(What you are asked to do): Give every line of the data again, unchanged, but with no pictures.

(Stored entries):
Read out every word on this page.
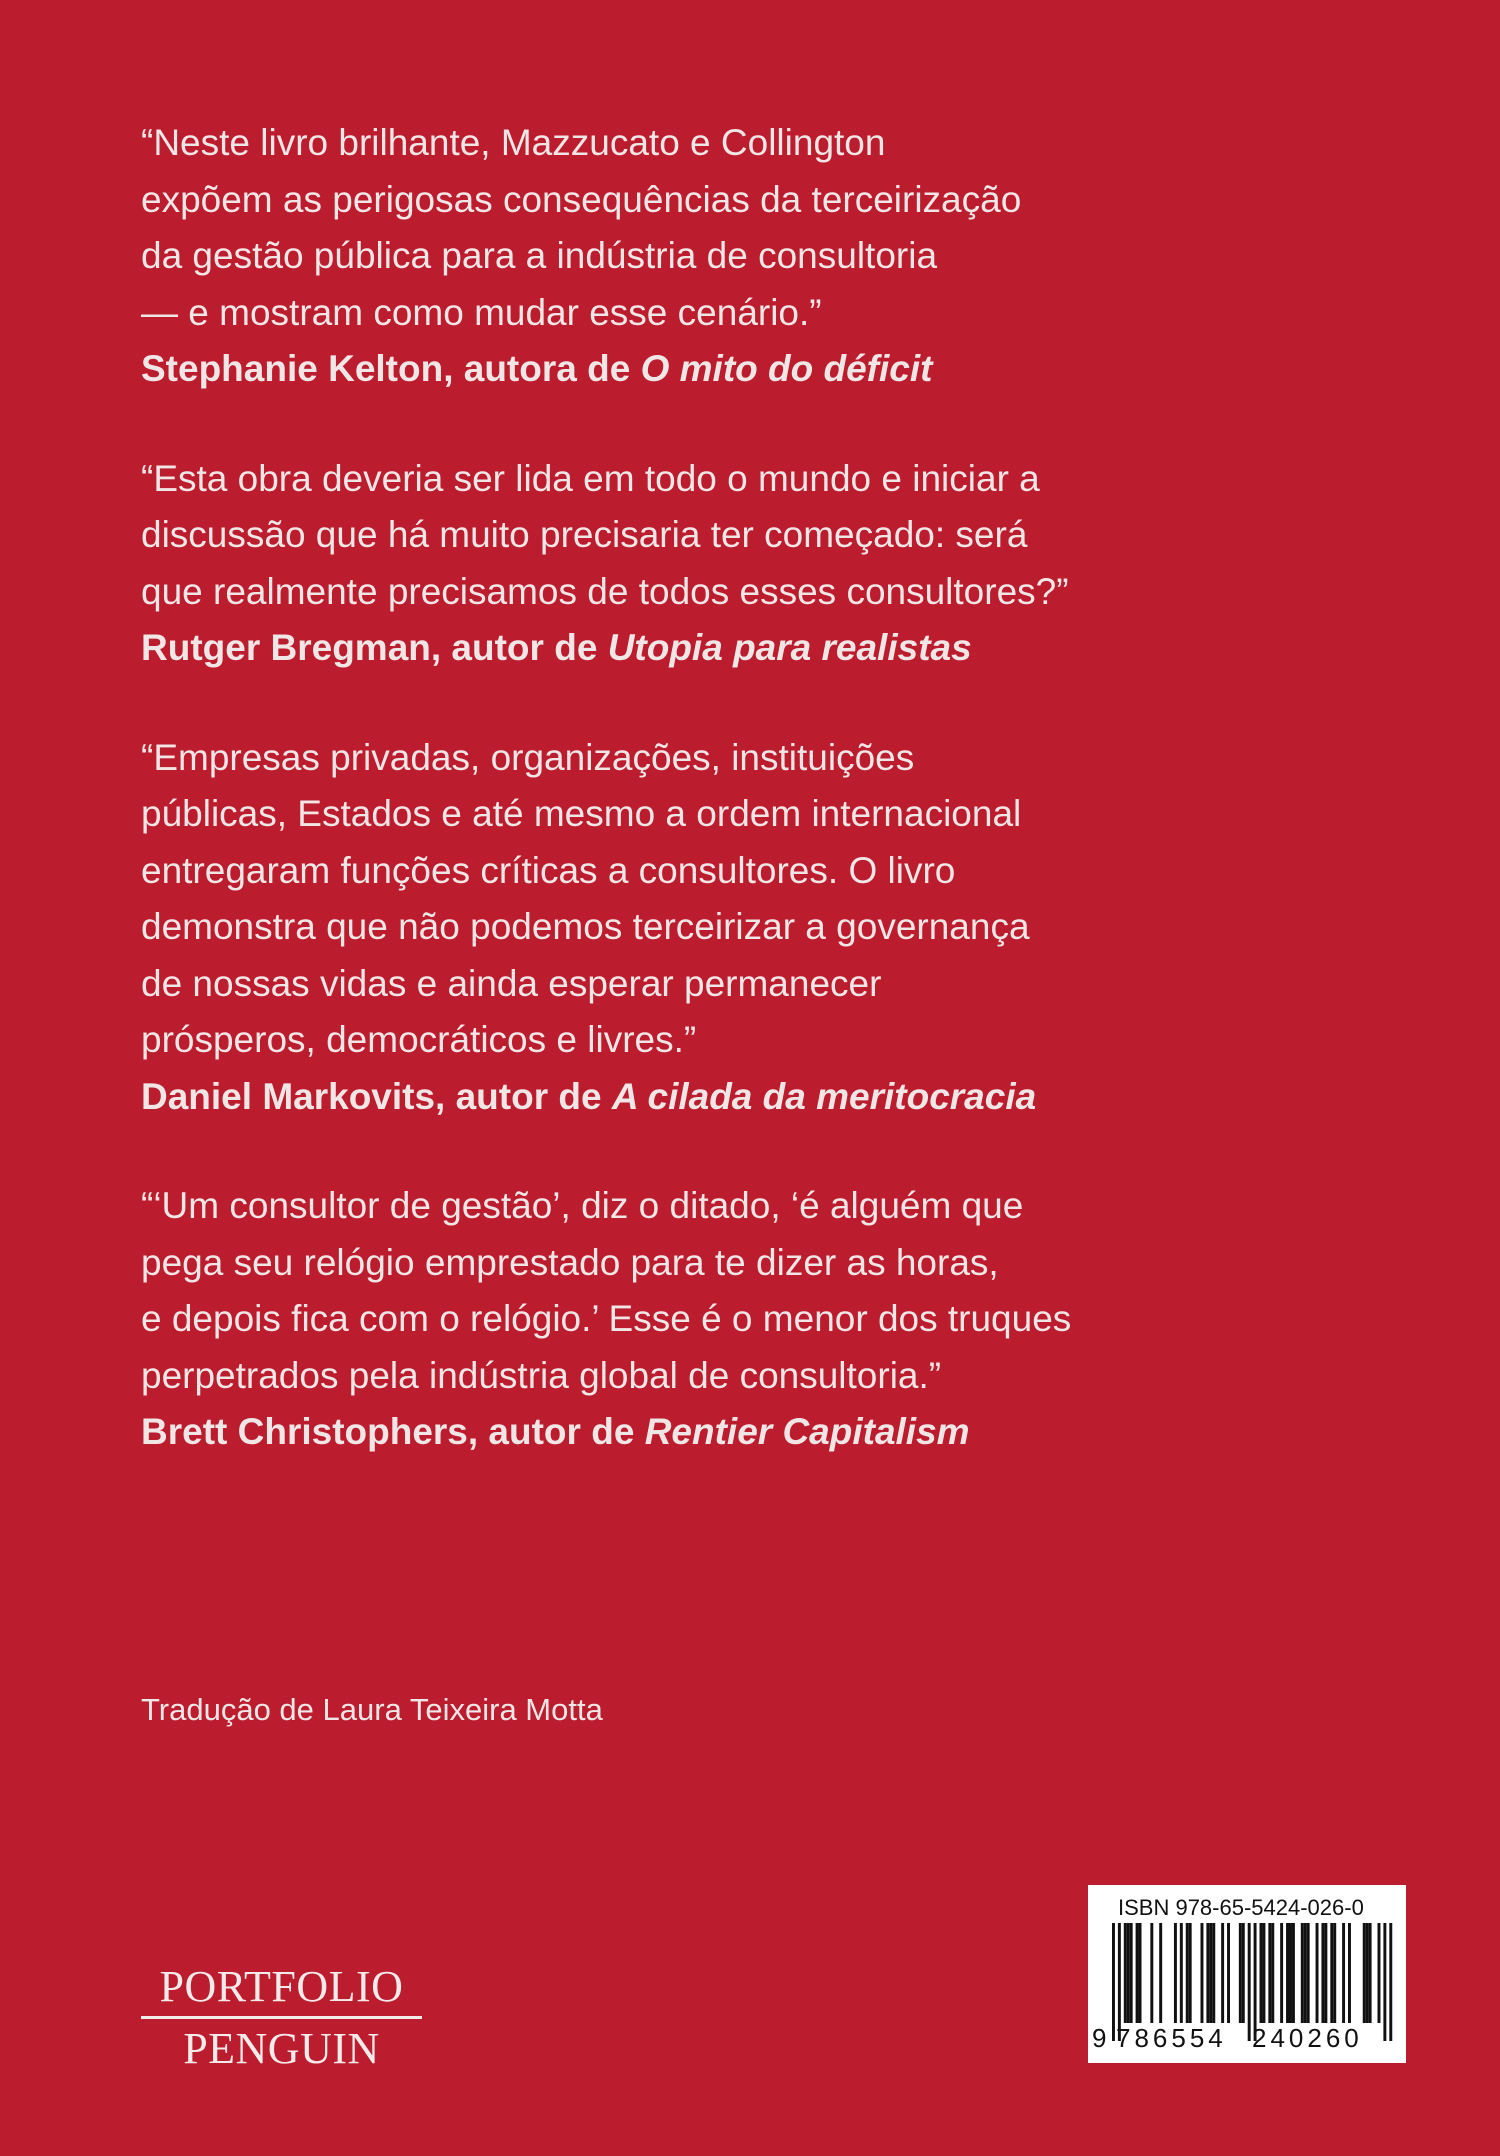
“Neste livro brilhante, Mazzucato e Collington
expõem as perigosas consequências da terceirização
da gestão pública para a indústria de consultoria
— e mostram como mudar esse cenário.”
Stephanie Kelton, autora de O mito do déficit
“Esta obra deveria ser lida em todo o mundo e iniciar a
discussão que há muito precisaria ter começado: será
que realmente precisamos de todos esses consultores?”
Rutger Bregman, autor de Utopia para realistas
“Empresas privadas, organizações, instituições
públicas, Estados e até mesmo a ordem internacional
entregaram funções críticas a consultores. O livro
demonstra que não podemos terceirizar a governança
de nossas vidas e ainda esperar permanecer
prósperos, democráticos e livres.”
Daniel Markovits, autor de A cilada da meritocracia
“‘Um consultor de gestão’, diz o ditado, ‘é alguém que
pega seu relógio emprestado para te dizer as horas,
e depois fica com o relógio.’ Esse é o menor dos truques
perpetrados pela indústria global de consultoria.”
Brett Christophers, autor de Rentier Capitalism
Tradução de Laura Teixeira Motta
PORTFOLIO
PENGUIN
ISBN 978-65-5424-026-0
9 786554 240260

(Task response):
Read out every word on this page.
“Neste livro brilhante, Mazzucato e Collington
expõem as perigosas consequências da terceirização
da gestão pública para a indústria de consultoria
— e mostram como mudar esse cenário.”
Stephanie Kelton, autora de O mito do déficit
“Esta obra deveria ser lida em todo o mundo e iniciar a
discussão que há muito precisaria ter começado: será
que realmente precisamos de todos esses consultores?”
Rutger Bregman, autor de Utopia para realistas
“Empresas privadas, organizações, instituições
públicas, Estados e até mesmo a ordem internacional
entregaram funções críticas a consultores. O livro
demonstra que não podemos terceirizar a governança
de nossas vidas e ainda esperar permanecer
prósperos, democráticos e livres.”
Daniel Markovits, autor de A cilada da meritocracia
“‘Um consultor de gestão’, diz o ditado, ‘é alguém que
pega seu relógio emprestado para te dizer as horas,
e depois fica com o relógio.’ Esse é o menor dos truques
perpetrados pela indústria global de consultoria.”
Brett Christophers, autor de Rentier Capitalism
Tradução de Laura Teixeira Motta
PORTFOLIO
PENGUIN
ISBN 978-65-5424-026-0
9 786554 240260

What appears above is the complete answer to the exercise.